Pull every "درآمد" line out of the data below.

- **TASK MATERIAL**
>> BEGIN

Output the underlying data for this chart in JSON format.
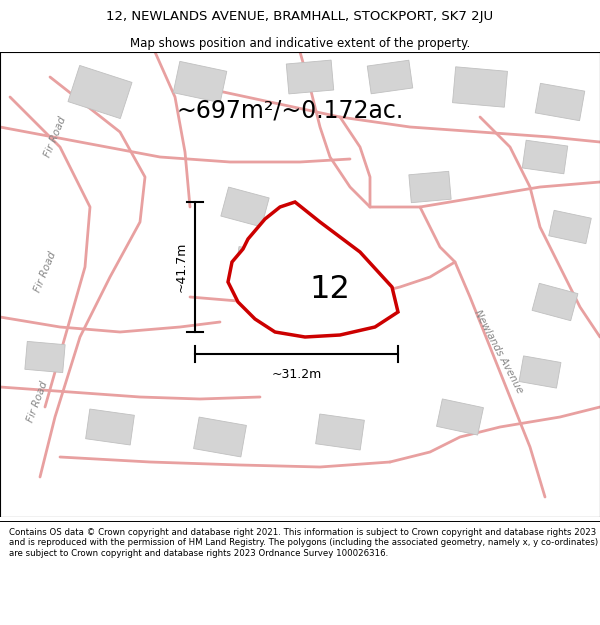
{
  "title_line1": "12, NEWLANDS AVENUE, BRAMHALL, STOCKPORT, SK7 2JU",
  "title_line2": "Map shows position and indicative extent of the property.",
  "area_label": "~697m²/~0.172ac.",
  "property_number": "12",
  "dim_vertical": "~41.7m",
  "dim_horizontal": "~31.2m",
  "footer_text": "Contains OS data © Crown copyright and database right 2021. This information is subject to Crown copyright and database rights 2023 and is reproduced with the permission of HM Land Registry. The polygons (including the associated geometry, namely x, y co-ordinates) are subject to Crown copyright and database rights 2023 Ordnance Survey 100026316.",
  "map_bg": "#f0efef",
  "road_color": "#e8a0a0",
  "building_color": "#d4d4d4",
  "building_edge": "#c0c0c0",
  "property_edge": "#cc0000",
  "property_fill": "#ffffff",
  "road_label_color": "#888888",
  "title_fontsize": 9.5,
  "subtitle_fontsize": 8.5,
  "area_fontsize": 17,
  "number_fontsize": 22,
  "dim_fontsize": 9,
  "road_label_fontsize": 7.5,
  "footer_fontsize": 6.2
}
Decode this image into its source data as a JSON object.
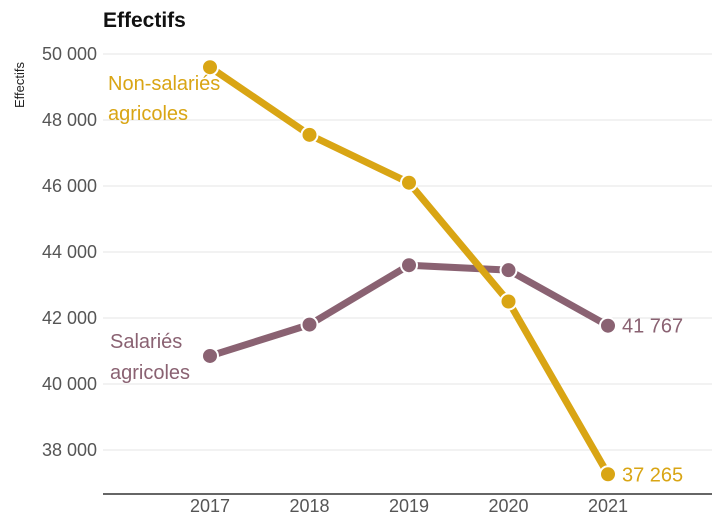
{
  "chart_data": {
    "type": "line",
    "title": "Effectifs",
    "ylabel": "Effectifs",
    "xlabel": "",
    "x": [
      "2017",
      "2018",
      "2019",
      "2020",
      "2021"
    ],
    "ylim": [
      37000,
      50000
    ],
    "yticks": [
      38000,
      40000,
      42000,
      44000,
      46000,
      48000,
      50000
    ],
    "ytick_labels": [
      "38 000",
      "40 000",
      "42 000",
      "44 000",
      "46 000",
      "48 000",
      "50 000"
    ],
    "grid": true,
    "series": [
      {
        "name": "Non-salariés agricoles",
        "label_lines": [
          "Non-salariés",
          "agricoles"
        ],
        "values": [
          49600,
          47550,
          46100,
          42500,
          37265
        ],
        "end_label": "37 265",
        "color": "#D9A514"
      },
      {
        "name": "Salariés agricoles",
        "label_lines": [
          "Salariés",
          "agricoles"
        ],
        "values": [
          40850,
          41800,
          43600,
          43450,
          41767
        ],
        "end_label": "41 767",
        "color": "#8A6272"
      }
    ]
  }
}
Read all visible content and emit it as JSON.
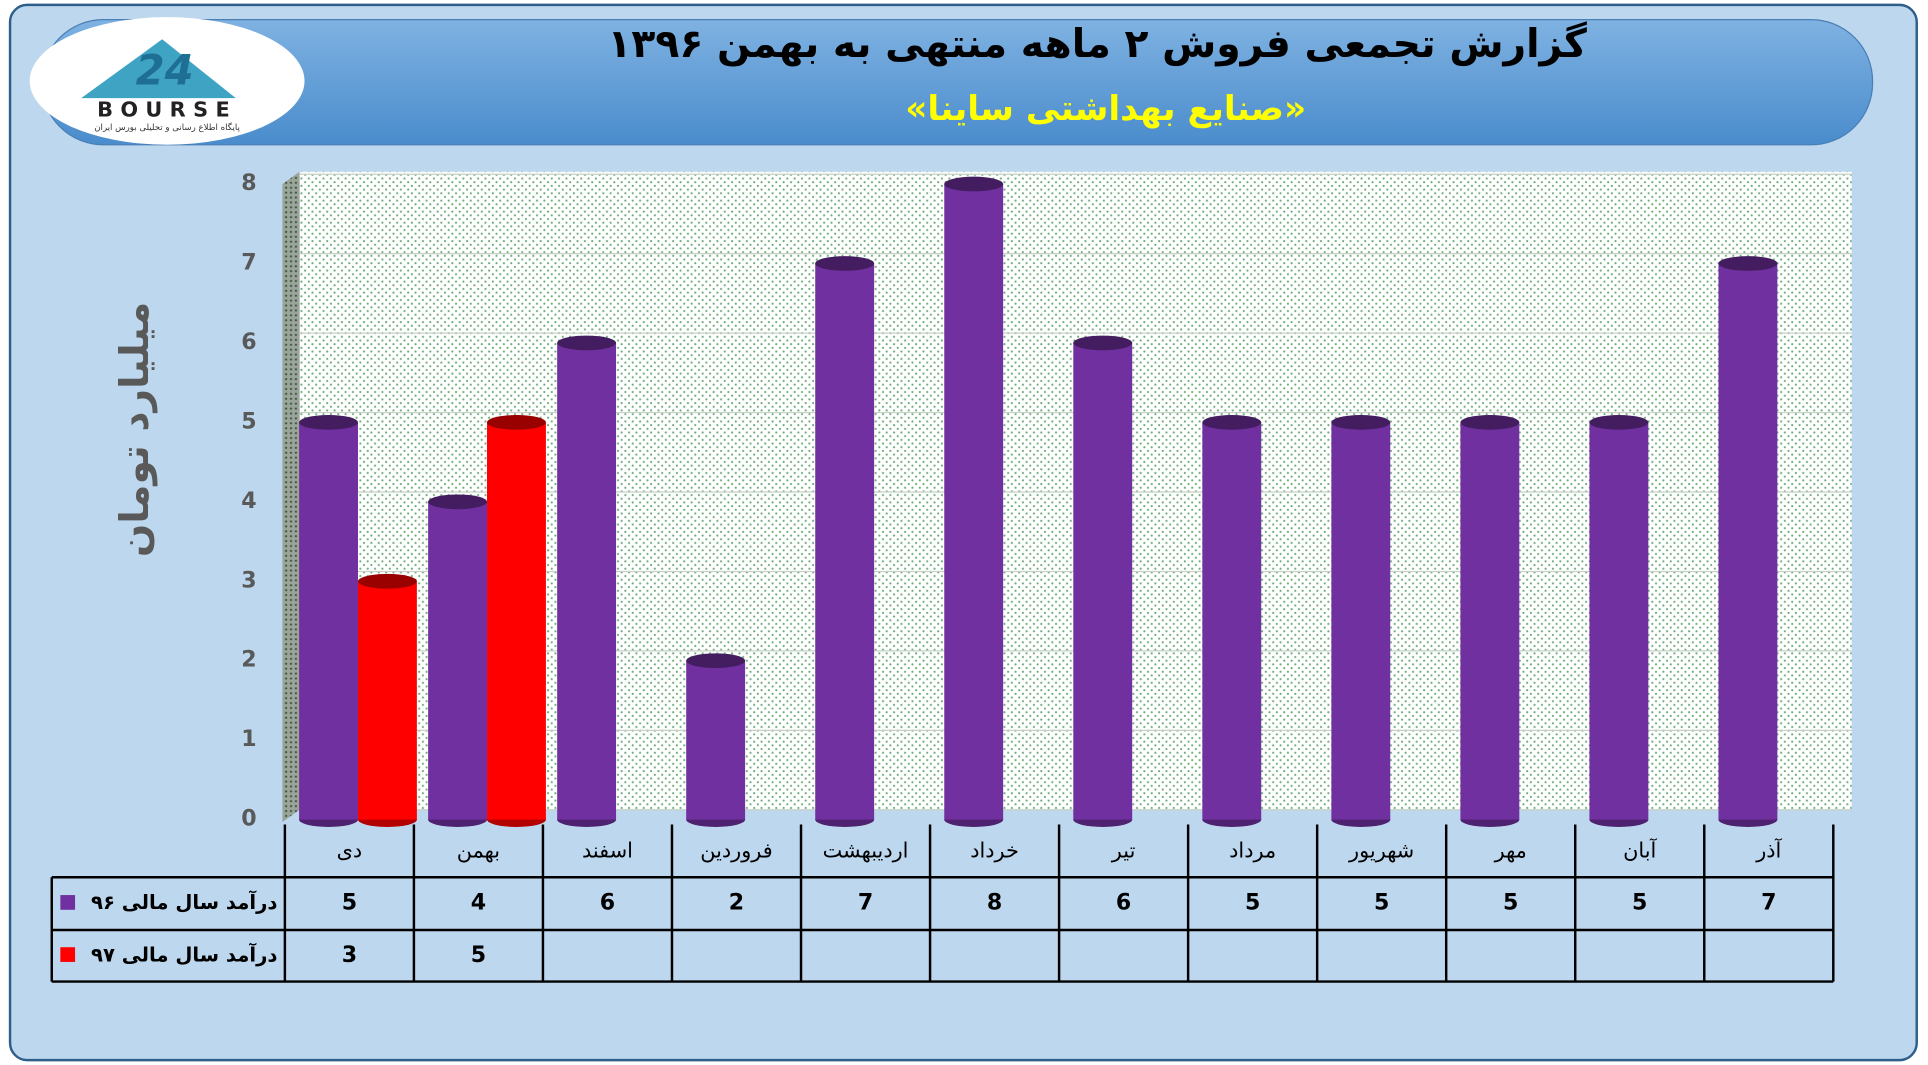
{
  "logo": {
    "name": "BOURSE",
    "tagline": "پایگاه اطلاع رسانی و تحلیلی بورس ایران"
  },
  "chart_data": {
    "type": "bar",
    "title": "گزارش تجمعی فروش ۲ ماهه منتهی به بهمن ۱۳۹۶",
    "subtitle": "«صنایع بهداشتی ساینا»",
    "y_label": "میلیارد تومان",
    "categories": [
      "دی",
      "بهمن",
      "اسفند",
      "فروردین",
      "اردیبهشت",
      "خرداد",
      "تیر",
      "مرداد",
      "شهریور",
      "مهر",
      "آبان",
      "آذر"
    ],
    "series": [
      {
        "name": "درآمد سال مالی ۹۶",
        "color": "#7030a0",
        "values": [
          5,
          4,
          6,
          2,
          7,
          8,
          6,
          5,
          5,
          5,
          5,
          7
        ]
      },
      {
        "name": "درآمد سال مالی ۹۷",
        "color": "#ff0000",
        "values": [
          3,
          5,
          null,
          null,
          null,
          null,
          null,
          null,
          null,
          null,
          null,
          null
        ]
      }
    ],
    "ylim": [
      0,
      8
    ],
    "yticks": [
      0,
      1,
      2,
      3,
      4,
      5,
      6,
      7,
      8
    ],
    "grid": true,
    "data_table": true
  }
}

>> END

- **WORKED SOLUTION**
        "name": "درآمد سال مالی ۹۶",
        "name": "درآمد سال مالی ۹۷",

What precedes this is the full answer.